/ 9 June 2006

Germany are ghosts of winners past

Should Germany be anything like as bad in this World Cup as they were in Euro 2004, fans who currently protest about his base in California will rant that Jürgen Klinsmann should never be allowed to leave it again.

Though his citizenship is not yet being revoked, solidarity with him is tenuous. His invention of himself as a quasi-chief executive with a bunch of underlings to control specific areas of the national team could soon be exposed as the scam of a person without the talent or qualifications for the job.

Klinsmann’s taste for slogans smacks of gee-whizzery, but he has to try something different. The mere thought of this post is debilitating and Ottmar Hitzfeld, frazzled from his service to Bayern Munich, refused to accept it. No one speaks any more of Germany grinding out results since they have come to look fragile over the past few years. Starting with last year’s Confederations Cup, Klinsmann decided that the side might as well be enterprising and, peculiarly, he has not accommodated a holding player of Dietmar Hamann’s calibre in the squad.

When Germany open the competition against Costa Rica on Friday, Torsten Frings will be in that position, although he owes it to Klinsmann’s decision that pace is the essential attribute for his line-up. It may well be that football fans around the world will have to grapple with the idea of a flighty Germany who lack substance.

....

> [Request 1]: Repeat the article about Germany's World Cup prospects word for word, from beginning to end.
The article has no connection to the entries that come after it.

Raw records
....

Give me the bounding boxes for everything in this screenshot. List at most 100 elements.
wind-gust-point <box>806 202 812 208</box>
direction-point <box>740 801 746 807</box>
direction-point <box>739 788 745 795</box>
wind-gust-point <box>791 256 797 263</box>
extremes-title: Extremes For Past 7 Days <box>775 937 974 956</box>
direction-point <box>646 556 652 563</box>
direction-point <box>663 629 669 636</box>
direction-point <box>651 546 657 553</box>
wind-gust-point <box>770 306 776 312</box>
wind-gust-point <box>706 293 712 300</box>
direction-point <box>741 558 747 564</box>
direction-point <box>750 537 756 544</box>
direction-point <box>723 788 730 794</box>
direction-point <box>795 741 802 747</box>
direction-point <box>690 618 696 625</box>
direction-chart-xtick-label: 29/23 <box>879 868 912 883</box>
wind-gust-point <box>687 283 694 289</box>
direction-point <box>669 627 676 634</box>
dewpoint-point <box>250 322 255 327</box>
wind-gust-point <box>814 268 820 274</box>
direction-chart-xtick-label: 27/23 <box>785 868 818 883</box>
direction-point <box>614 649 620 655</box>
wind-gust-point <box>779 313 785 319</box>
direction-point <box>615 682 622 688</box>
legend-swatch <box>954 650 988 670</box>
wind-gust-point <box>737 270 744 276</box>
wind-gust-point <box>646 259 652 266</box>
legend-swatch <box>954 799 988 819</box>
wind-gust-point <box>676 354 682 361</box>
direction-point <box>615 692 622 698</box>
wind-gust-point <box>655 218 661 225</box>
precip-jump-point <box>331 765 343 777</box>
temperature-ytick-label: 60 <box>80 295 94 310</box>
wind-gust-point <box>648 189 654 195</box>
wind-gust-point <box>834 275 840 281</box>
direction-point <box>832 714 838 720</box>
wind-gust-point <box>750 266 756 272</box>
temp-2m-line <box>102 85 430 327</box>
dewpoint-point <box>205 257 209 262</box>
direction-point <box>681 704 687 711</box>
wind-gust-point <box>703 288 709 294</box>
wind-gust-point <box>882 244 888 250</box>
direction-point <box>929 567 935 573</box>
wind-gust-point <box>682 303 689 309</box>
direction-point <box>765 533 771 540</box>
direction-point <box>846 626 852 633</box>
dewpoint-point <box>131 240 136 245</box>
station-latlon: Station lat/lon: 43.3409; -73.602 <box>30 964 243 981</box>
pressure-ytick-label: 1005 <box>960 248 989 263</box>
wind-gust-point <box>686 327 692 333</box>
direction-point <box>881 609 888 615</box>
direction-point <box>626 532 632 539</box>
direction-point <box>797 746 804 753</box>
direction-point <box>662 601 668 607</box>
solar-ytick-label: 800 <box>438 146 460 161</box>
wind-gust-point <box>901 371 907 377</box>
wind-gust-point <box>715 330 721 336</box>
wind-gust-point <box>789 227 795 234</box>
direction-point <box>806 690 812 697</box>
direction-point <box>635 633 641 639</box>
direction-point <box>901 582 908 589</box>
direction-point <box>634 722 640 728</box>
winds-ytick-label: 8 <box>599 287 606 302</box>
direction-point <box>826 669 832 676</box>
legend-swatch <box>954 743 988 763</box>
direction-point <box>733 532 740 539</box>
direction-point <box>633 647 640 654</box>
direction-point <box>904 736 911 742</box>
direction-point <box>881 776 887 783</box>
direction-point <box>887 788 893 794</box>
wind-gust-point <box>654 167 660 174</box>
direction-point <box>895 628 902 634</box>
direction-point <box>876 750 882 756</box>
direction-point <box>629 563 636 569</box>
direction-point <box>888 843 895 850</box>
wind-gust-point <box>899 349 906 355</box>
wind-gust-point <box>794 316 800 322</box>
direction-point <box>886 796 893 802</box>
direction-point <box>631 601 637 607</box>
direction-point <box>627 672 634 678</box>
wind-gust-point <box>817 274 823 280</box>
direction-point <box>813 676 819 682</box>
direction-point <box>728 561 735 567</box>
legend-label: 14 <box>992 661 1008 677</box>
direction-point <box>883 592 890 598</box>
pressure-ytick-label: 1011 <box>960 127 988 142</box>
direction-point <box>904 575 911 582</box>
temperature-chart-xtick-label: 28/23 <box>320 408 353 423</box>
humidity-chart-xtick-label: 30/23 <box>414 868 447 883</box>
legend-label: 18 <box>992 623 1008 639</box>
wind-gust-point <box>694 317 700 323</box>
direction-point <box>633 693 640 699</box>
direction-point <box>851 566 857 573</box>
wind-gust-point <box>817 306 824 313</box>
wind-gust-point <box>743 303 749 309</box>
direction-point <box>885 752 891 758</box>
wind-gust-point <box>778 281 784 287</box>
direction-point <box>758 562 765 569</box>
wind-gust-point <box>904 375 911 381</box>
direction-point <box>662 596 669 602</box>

....

> [Request 2]: In the entries, from the first line up to and including the line with "wind-gust-point <box>791 256 797 263</box>", swap "screenshot" for "image" and give back only those lines, otherwise unchanged.

> [Task output 1]:
/ 9 June 2006

Germany are ghosts of winners past

Should Germany be anything like as bad in this World Cup as they were in Euro 2004, fans who currently protest about his base in California will rant that Jürgen Klinsmann should never be allowed to leave it again.

Though his citizenship is not yet being revoked, solidarity with him is tenuous. His invention of himself as a quasi-chief executive with a bunch of underlings to control specific areas of the national team could soon be exposed as the scam of a person without the talent or qualifications for the job.

Klinsmann’s taste for slogans smacks of gee-whizzery, but he has to try something different. The mere thought of this post is debilitating and Ottmar Hitzfeld, frazzled from his service to Bayern Munich, refused to accept it. No one speaks any more of Germany grinding out results since they have come to look fragile over the past few years. Starting with last year’s Confederations Cup, Klinsmann decided that the side might as well be enterprising and, peculiarly, he has not accommodated a holding player of Dietmar Hamann’s calibre in the squad.

When Germany open the competition against Costa Rica on Friday, Torsten Frings will be in that position, although he owes it to Klinsmann’s decision that pace is the essential attribute for his line-up. It may well be that football fans around the world will have to grapple with the idea of a flighty Germany who lack substance.

> [Task output 2]:
Give me the bounding boxes for everything in this image. List at most 100 elements.
wind-gust-point <box>806 202 812 208</box>
direction-point <box>740 801 746 807</box>
direction-point <box>739 788 745 795</box>
wind-gust-point <box>791 256 797 263</box>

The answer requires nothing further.